Exercise directions ▸
Go through the listing and pick out each line with the word "color" in it.

Available records ▸
────────────────

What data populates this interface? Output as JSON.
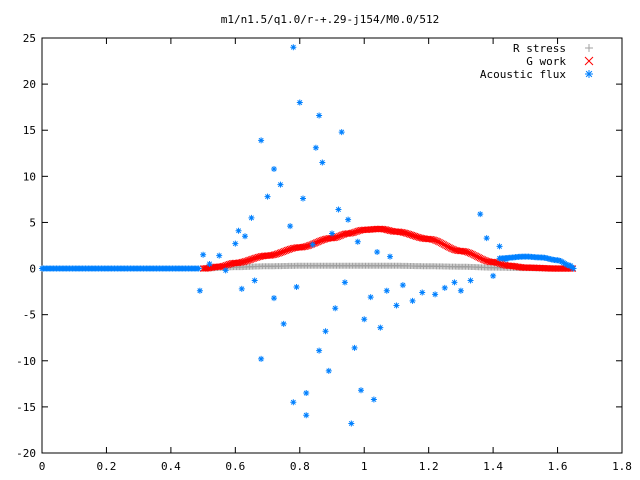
{
  "chart_data": {
    "type": "scatter",
    "title": "m1/n1.5/q1.0/r-+.29-j154/M0.0/512",
    "xlabel": "",
    "ylabel": "",
    "xlim": [
      0,
      1.8
    ],
    "ylim": [
      -20,
      25
    ],
    "x_ticks": [
      "0",
      "0.2",
      "0.4",
      "0.6",
      "0.8",
      "1",
      "1.2",
      "1.4",
      "1.6",
      "1.8"
    ],
    "y_ticks": [
      "25",
      "20",
      "15",
      "10",
      "5",
      "0",
      "-5",
      "-10",
      "-15",
      "-20"
    ],
    "grid": false,
    "legend_position": "top-right",
    "series": [
      {
        "name": "R stress",
        "marker": "+",
        "color": "#a0a0a0",
        "curve": [
          [
            0.5,
            0.0
          ],
          [
            0.6,
            0.15
          ],
          [
            0.7,
            0.25
          ],
          [
            0.8,
            0.3
          ],
          [
            0.9,
            0.3
          ],
          [
            1.0,
            0.3
          ],
          [
            1.1,
            0.3
          ],
          [
            1.2,
            0.25
          ],
          [
            1.3,
            0.2
          ],
          [
            1.4,
            0.1
          ],
          [
            1.5,
            0.05
          ],
          [
            1.6,
            0.0
          ],
          [
            1.65,
            0.0
          ]
        ]
      },
      {
        "name": "G work",
        "marker": "x",
        "color": "#ff0000",
        "curve": [
          [
            0.5,
            0.0
          ],
          [
            0.55,
            0.2
          ],
          [
            0.6,
            0.6
          ],
          [
            0.7,
            1.4
          ],
          [
            0.8,
            2.3
          ],
          [
            0.9,
            3.3
          ],
          [
            0.95,
            3.8
          ],
          [
            1.0,
            4.2
          ],
          [
            1.05,
            4.3
          ],
          [
            1.1,
            4.0
          ],
          [
            1.2,
            3.2
          ],
          [
            1.3,
            1.9
          ],
          [
            1.4,
            0.7
          ],
          [
            1.45,
            0.3
          ],
          [
            1.5,
            0.1
          ],
          [
            1.6,
            0.0
          ],
          [
            1.65,
            0.0
          ]
        ]
      },
      {
        "name": "Acoustic flux",
        "marker": "*",
        "color": "#0080ff",
        "baseline": [
          [
            0.0,
            0.0
          ],
          [
            0.49,
            0.0
          ]
        ],
        "tail": [
          [
            1.42,
            1.1
          ],
          [
            1.5,
            1.3
          ],
          [
            1.55,
            1.2
          ],
          [
            1.6,
            0.9
          ],
          [
            1.64,
            0.3
          ],
          [
            1.65,
            0.0
          ]
        ],
        "scatter": [
          [
            0.49,
            -2.4
          ],
          [
            0.5,
            1.5
          ],
          [
            0.52,
            0.5
          ],
          [
            0.55,
            1.4
          ],
          [
            0.57,
            -0.2
          ],
          [
            0.6,
            2.7
          ],
          [
            0.61,
            4.1
          ],
          [
            0.62,
            -2.2
          ],
          [
            0.63,
            3.5
          ],
          [
            0.65,
            5.5
          ],
          [
            0.66,
            -1.3
          ],
          [
            0.68,
            13.9
          ],
          [
            0.68,
            -9.8
          ],
          [
            0.7,
            7.8
          ],
          [
            0.72,
            10.8
          ],
          [
            0.72,
            -3.2
          ],
          [
            0.74,
            9.1
          ],
          [
            0.75,
            -6.0
          ],
          [
            0.77,
            4.6
          ],
          [
            0.78,
            24.0
          ],
          [
            0.78,
            -14.5
          ],
          [
            0.79,
            -2.0
          ],
          [
            0.8,
            18.0
          ],
          [
            0.81,
            7.6
          ],
          [
            0.82,
            -13.5
          ],
          [
            0.82,
            -15.9
          ],
          [
            0.84,
            2.6
          ],
          [
            0.85,
            13.1
          ],
          [
            0.86,
            16.6
          ],
          [
            0.86,
            -8.9
          ],
          [
            0.87,
            11.5
          ],
          [
            0.88,
            -6.8
          ],
          [
            0.89,
            -11.1
          ],
          [
            0.9,
            3.8
          ],
          [
            0.91,
            -4.3
          ],
          [
            0.92,
            6.4
          ],
          [
            0.93,
            14.8
          ],
          [
            0.94,
            -1.5
          ],
          [
            0.95,
            5.3
          ],
          [
            0.96,
            -16.8
          ],
          [
            0.97,
            -8.6
          ],
          [
            0.98,
            2.9
          ],
          [
            0.99,
            -13.2
          ],
          [
            1.0,
            -5.5
          ],
          [
            1.02,
            -3.1
          ],
          [
            1.03,
            -14.2
          ],
          [
            1.04,
            1.8
          ],
          [
            1.05,
            -6.4
          ],
          [
            1.07,
            -2.4
          ],
          [
            1.08,
            1.3
          ],
          [
            1.1,
            -4.0
          ],
          [
            1.12,
            -1.8
          ],
          [
            1.15,
            -3.5
          ],
          [
            1.18,
            -2.6
          ],
          [
            1.22,
            -2.8
          ],
          [
            1.25,
            -2.1
          ],
          [
            1.28,
            -1.5
          ],
          [
            1.3,
            -2.4
          ],
          [
            1.33,
            -1.3
          ],
          [
            1.36,
            5.9
          ],
          [
            1.38,
            3.3
          ],
          [
            1.4,
            -0.8
          ],
          [
            1.42,
            2.4
          ],
          [
            1.44,
            1.0
          ]
        ]
      }
    ]
  }
}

────────────────

Complete answer ▸
        "color": "#a0a0a0",
        "color": "#ff0000",
        "color": "#0080ff",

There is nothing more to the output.